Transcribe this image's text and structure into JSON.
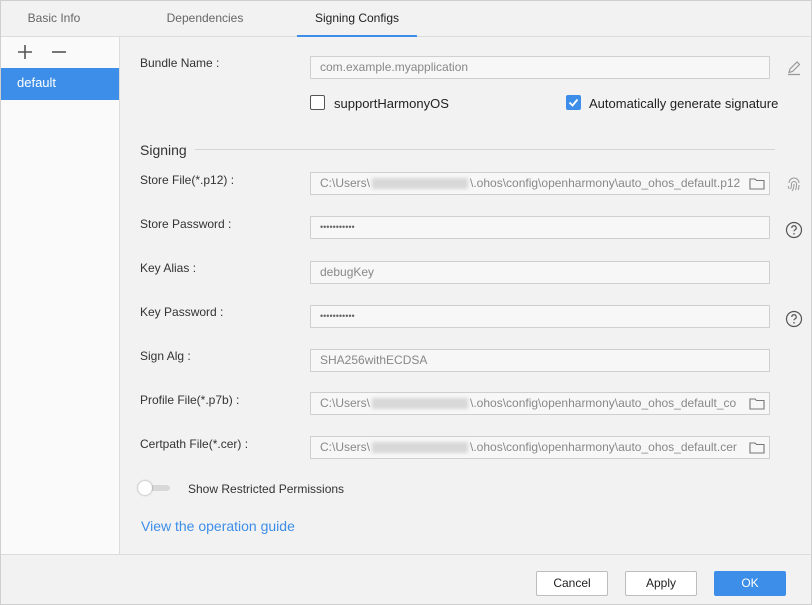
{
  "tabs": [
    {
      "label": "Basic Info"
    },
    {
      "label": "Dependencies"
    },
    {
      "label": "Signing Configs"
    }
  ],
  "sidebar": {
    "add_icon": "plus-icon",
    "remove_icon": "minus-icon",
    "items": [
      {
        "label": "default"
      }
    ]
  },
  "form": {
    "bundle_name": {
      "label": "Bundle Name :",
      "value": "com.example.myapplication"
    },
    "support_harmony": {
      "label": "supportHarmonyOS",
      "checked": false
    },
    "auto_sign": {
      "label": "Automatically generate signature",
      "checked": true
    },
    "signing_title": "Signing",
    "store_file": {
      "label": "Store File(*.p12) :",
      "prefix": "C:\\Users\\",
      "suffix": "\\.ohos\\config\\openharmony\\auto_ohos_default.p12"
    },
    "store_password": {
      "label": "Store Password :",
      "value": "•••••••••••"
    },
    "key_alias": {
      "label": "Key Alias :",
      "value": "debugKey"
    },
    "key_password": {
      "label": "Key Password :",
      "value": "•••••••••••"
    },
    "sign_alg": {
      "label": "Sign Alg :",
      "value": "SHA256withECDSA"
    },
    "profile_file": {
      "label": "Profile File(*.p7b) :",
      "prefix": "C:\\Users\\",
      "suffix": "\\.ohos\\config\\openharmony\\auto_ohos_default_co"
    },
    "certpath_file": {
      "label": "Certpath File(*.cer) :",
      "prefix": "C:\\Users\\",
      "suffix": "\\.ohos\\config\\openharmony\\auto_ohos_default.cer"
    },
    "restricted": {
      "label": "Show Restricted Permissions",
      "enabled": false
    },
    "guide_link": "View the operation guide"
  },
  "footer": {
    "cancel": "Cancel",
    "apply": "Apply",
    "ok": "OK"
  },
  "colors": {
    "accent": "#3d8ee8",
    "background": "#f2f2f2"
  }
}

========================================

_Short task_:
Restate the entire listing word for word, excluding pictures.

_Written answer_:
Transcribe this image's text and structure into JSON.
{
  "tabs": [
    {
      "label": "Basic Info"
    },
    {
      "label": "Dependencies"
    },
    {
      "label": "Signing Configs"
    }
  ],
  "sidebar": {
    "add_icon": "plus-icon",
    "remove_icon": "minus-icon",
    "items": [
      {
        "label": "default"
      }
    ]
  },
  "form": {
    "bundle_name": {
      "label": "Bundle Name :",
      "value": "com.example.myapplication"
    },
    "support_harmony": {
      "label": "supportHarmonyOS",
      "checked": false
    },
    "auto_sign": {
      "label": "Automatically generate signature",
      "checked": true
    },
    "signing_title": "Signing",
    "store_file": {
      "label": "Store File(*.p12) :",
      "prefix": "C:\\Users\\",
      "suffix": "\\.ohos\\config\\openharmony\\auto_ohos_default.p12"
    },
    "store_password": {
      "label": "Store Password :",
      "value": "•••••••••••"
    },
    "key_alias": {
      "label": "Key Alias :",
      "value": "debugKey"
    },
    "key_password": {
      "label": "Key Password :",
      "value": "•••••••••••"
    },
    "sign_alg": {
      "label": "Sign Alg :",
      "value": "SHA256withECDSA"
    },
    "profile_file": {
      "label": "Profile File(*.p7b) :",
      "prefix": "C:\\Users\\",
      "suffix": "\\.ohos\\config\\openharmony\\auto_ohos_default_co"
    },
    "certpath_file": {
      "label": "Certpath File(*.cer) :",
      "prefix": "C:\\Users\\",
      "suffix": "\\.ohos\\config\\openharmony\\auto_ohos_default.cer"
    },
    "restricted": {
      "label": "Show Restricted Permissions",
      "enabled": false
    },
    "guide_link": "View the operation guide"
  },
  "footer": {
    "cancel": "Cancel",
    "apply": "Apply",
    "ok": "OK"
  },
  "colors": {
    "accent": "#3d8ee8",
    "background": "#f2f2f2"
  }
}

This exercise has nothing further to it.